=== Stated goal ===
Copy the records word for word, from the first line up to and including the line with "y-tick-label: 1400 [8,76,34,88]".

=== Extracted data ===

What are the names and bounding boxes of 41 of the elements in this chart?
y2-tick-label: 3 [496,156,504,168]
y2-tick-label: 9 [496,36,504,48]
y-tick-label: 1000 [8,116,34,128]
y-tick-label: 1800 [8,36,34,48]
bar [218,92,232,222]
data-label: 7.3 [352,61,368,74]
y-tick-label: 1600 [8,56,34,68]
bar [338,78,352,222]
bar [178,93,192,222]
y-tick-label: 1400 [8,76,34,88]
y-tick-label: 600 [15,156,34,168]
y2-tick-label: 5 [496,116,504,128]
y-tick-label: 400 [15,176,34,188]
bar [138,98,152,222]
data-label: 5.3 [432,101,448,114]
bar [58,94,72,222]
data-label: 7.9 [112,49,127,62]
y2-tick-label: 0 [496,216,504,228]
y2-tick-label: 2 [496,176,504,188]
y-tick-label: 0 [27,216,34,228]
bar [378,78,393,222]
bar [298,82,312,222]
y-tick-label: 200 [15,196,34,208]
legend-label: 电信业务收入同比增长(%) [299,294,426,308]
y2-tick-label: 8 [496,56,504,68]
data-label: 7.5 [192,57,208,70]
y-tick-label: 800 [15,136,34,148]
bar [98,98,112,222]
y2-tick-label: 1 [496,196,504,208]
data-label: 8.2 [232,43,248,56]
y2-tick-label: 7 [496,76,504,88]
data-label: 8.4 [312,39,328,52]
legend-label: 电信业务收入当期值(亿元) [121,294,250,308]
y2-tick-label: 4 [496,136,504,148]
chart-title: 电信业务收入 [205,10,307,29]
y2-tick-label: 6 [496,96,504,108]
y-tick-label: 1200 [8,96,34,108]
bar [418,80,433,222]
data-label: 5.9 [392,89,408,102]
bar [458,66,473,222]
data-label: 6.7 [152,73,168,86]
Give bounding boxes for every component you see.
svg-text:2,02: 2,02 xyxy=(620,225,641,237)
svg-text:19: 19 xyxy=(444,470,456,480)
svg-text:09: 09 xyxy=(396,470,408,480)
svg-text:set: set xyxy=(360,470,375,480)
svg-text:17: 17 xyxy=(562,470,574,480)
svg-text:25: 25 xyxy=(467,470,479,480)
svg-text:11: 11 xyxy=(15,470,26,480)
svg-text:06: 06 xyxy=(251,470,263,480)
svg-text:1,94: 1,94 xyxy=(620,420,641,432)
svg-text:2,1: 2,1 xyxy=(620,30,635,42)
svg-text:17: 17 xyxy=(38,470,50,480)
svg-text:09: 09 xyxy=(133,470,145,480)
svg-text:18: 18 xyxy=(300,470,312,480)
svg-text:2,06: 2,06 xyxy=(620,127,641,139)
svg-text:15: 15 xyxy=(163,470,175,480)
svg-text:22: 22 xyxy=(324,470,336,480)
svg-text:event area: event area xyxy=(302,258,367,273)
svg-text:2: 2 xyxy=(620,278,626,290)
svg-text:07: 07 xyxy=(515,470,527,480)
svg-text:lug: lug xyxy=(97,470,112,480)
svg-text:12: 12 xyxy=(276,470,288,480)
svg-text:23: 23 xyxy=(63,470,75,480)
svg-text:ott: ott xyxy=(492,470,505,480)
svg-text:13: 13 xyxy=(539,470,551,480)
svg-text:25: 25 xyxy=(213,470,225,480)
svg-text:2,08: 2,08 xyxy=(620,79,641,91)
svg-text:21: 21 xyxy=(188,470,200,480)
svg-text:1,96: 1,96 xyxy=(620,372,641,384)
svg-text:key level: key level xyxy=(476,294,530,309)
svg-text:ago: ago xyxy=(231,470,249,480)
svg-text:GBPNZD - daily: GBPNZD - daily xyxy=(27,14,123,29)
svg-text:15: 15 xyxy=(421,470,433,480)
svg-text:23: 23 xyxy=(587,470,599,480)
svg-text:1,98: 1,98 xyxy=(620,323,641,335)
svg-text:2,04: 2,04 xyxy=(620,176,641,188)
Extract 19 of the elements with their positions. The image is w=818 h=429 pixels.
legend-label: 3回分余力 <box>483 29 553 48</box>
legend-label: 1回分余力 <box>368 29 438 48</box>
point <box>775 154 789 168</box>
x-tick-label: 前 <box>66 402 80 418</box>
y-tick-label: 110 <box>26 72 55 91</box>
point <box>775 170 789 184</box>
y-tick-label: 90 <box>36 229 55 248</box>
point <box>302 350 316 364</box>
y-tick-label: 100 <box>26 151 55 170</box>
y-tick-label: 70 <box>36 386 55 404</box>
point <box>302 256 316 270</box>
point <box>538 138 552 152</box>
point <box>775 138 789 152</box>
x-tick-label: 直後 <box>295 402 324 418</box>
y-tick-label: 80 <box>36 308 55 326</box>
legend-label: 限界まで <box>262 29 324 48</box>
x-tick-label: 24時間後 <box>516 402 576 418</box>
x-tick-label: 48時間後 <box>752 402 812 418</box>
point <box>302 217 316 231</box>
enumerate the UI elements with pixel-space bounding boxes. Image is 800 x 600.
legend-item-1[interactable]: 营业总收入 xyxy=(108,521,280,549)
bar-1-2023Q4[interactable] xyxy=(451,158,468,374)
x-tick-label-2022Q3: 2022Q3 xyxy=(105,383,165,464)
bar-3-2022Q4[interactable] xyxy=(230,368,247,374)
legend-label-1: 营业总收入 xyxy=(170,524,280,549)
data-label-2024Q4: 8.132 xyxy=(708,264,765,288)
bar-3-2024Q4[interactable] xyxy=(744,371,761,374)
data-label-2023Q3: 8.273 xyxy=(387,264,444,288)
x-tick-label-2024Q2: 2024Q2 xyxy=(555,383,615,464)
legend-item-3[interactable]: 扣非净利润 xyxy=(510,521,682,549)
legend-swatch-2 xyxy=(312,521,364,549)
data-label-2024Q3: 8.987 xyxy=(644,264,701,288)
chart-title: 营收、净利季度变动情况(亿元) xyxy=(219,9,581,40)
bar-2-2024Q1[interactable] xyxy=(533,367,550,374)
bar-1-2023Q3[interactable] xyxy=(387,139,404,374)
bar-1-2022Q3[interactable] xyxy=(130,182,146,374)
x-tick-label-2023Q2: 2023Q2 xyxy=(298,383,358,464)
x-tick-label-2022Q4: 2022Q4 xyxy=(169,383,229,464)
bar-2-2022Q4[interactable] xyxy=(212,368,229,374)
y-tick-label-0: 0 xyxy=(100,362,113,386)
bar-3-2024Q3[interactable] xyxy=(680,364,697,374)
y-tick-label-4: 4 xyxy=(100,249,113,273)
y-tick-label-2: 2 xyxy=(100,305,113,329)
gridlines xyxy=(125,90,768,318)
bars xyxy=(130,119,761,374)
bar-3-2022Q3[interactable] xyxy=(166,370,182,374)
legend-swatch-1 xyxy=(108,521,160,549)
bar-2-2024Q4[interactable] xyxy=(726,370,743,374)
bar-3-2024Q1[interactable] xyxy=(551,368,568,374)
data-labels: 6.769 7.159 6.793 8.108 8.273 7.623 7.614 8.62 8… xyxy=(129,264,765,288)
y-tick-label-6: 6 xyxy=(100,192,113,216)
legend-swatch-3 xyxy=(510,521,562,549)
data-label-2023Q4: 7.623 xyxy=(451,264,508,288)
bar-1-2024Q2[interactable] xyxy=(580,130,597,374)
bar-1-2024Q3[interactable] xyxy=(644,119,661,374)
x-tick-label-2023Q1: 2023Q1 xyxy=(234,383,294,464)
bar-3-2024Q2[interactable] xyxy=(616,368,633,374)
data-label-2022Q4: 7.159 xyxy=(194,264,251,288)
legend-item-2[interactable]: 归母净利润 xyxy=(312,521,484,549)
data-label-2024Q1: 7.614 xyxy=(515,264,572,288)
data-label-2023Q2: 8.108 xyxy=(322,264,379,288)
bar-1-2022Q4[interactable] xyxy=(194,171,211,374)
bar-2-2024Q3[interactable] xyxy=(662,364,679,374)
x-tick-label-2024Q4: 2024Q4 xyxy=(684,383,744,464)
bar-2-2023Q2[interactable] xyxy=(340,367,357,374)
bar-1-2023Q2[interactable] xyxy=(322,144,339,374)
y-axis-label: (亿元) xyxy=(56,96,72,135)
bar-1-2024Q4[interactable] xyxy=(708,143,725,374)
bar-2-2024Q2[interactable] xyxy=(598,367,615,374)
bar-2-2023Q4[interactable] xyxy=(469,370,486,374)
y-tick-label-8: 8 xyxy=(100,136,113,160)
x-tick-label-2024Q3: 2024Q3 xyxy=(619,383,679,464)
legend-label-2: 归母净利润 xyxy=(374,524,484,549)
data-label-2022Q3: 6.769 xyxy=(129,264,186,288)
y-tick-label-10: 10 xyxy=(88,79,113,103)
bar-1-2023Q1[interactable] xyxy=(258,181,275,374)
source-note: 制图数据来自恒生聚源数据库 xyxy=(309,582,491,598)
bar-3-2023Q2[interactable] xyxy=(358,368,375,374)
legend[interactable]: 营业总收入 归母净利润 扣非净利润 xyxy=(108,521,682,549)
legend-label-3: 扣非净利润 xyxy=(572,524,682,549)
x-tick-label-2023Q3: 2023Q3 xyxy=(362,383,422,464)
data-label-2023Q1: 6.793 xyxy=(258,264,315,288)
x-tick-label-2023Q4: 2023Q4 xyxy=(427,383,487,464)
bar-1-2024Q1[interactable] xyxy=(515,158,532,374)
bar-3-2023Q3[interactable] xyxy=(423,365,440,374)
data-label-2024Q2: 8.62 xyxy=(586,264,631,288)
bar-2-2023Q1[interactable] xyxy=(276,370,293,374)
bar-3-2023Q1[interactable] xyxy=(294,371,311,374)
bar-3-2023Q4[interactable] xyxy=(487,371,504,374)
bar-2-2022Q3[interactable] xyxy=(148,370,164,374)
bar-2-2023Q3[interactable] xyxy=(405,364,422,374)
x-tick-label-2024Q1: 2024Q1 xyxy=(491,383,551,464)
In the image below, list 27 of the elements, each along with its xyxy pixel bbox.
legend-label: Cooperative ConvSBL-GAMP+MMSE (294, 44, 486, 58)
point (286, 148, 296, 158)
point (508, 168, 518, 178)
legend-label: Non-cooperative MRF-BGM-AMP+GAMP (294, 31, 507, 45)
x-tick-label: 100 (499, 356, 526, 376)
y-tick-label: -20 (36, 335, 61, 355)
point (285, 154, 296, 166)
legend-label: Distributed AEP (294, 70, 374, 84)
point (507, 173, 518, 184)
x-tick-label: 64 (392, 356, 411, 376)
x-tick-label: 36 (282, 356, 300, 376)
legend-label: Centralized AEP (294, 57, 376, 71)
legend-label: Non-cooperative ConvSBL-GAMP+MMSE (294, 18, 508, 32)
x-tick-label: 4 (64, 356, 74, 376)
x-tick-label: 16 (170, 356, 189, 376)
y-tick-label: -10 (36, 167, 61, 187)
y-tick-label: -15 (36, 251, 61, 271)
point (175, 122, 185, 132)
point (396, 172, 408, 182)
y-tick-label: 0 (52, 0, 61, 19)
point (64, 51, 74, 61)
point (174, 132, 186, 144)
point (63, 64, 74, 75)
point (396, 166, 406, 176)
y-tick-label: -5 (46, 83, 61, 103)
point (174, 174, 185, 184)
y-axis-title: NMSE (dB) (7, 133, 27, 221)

=== Final answer ===
What are the names and bounding boxes of 41 of the elements in this chart?
y2-tick-label: 3 [496,156,504,168]
y2-tick-label: 9 [496,36,504,48]
y-tick-label: 1000 [8,116,34,128]
y-tick-label: 1800 [8,36,34,48]
bar [218,92,232,222]
data-label: 7.3 [352,61,368,74]
y-tick-label: 1600 [8,56,34,68]
bar [338,78,352,222]
bar [178,93,192,222]
y-tick-label: 1400 [8,76,34,88]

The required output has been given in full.